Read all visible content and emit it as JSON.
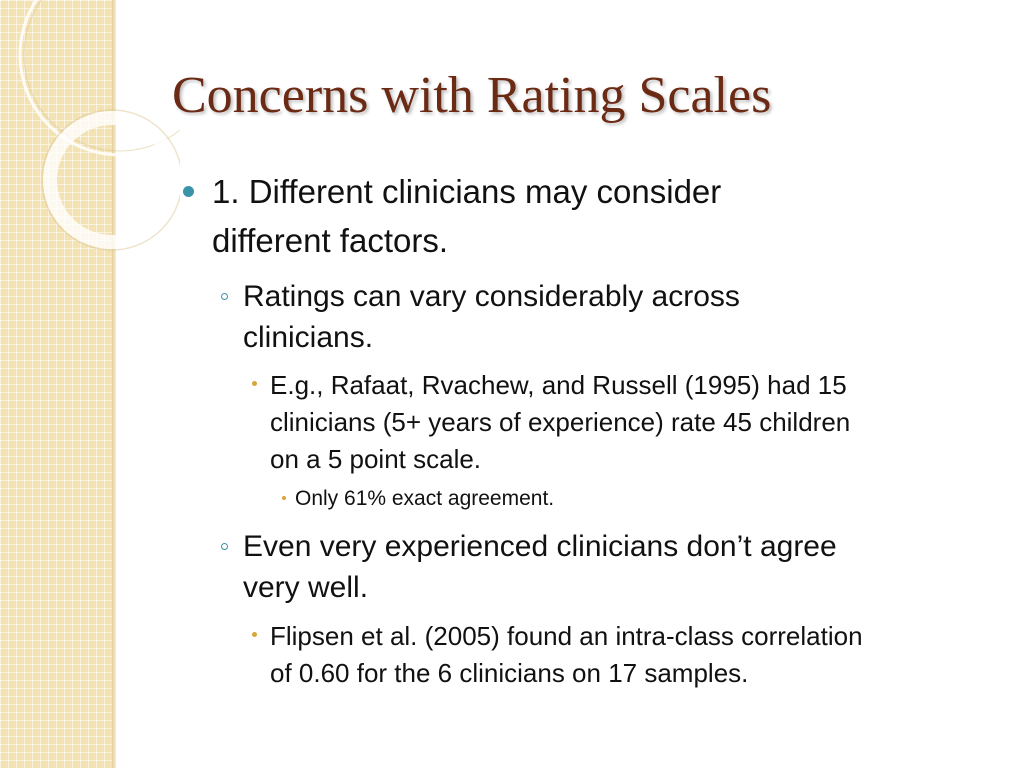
{
  "slide": {
    "title": "Concerns with Rating Scales",
    "colors": {
      "title": "#6b2a14",
      "bullet_primary": "#3a94a8",
      "bullet_secondary": "#d8a53a",
      "sidebar": "#f3e2b3"
    },
    "bullets": [
      {
        "level": 1,
        "lines": [
          "1.  Different clinicians may consider",
          "different factors."
        ]
      },
      {
        "level": 2,
        "lines": [
          "Ratings can vary considerably across",
          "clinicians."
        ]
      },
      {
        "level": 3,
        "lines": [
          "E.g., Rafaat, Rvachew, and Russell (1995) had 15",
          "clinicians (5+ years of experience) rate 45 children",
          "on a 5 point scale."
        ]
      },
      {
        "level": 4,
        "lines": [
          "Only 61% exact agreement."
        ]
      },
      {
        "level": 2,
        "lines": [
          "Even very experienced clinicians don’t agree",
          "very well."
        ]
      },
      {
        "level": 3,
        "lines": [
          "Flipsen et al. (2005) found an intra-class correlation",
          "of 0.60 for the 6 clinicians on 17 samples."
        ]
      }
    ]
  }
}
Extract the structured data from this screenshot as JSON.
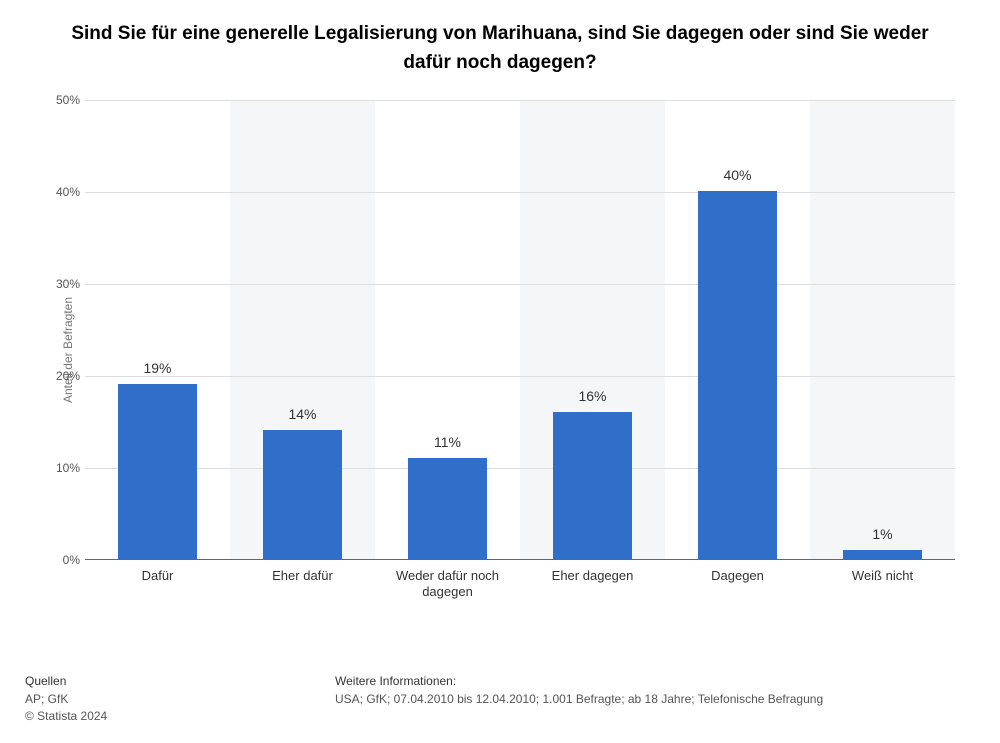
{
  "title": "Sind Sie für eine generelle Legalisierung von Marihuana, sind Sie dagegen oder sind Sie weder dafür noch dagegen?",
  "chart": {
    "type": "bar",
    "ylabel": "Anteil der Befragten",
    "ylim": [
      0,
      50
    ],
    "ytick_step": 10,
    "ytick_suffix": "%",
    "categories": [
      "Dafür",
      "Eher dafür",
      "Weder dafür noch dagegen",
      "Eher dagegen",
      "Dagegen",
      "Weiß nicht"
    ],
    "values": [
      19,
      14,
      11,
      16,
      40,
      1
    ],
    "value_suffix": "%",
    "bar_color": "#2f6fca",
    "stripe_colors": [
      "#ffffff",
      "#f5f6f7"
    ],
    "grid_color": "#dddddd",
    "axis_line_color": "#666666",
    "background_color": "#ffffff",
    "title_fontsize": 19,
    "label_fontsize": 12,
    "tick_fontsize": 12,
    "value_fontsize": 14,
    "bar_width_ratio": 0.55
  },
  "footer": {
    "sources_label": "Quellen",
    "sources_text": "AP; GfK",
    "copyright": "© Statista 2024",
    "info_label": "Weitere Informationen:",
    "info_text": "USA; GfK; 07.04.2010 bis 12.04.2010; 1.001 Befragte; ab 18 Jahre; Telefonische Befragung"
  }
}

WORK INSTRUCTIONS:
Search the listing for the word "very" and return each line that holds it.

SOLVED PROBLEM:
          "Even very experienced clinicians don’t agree",
          "very well."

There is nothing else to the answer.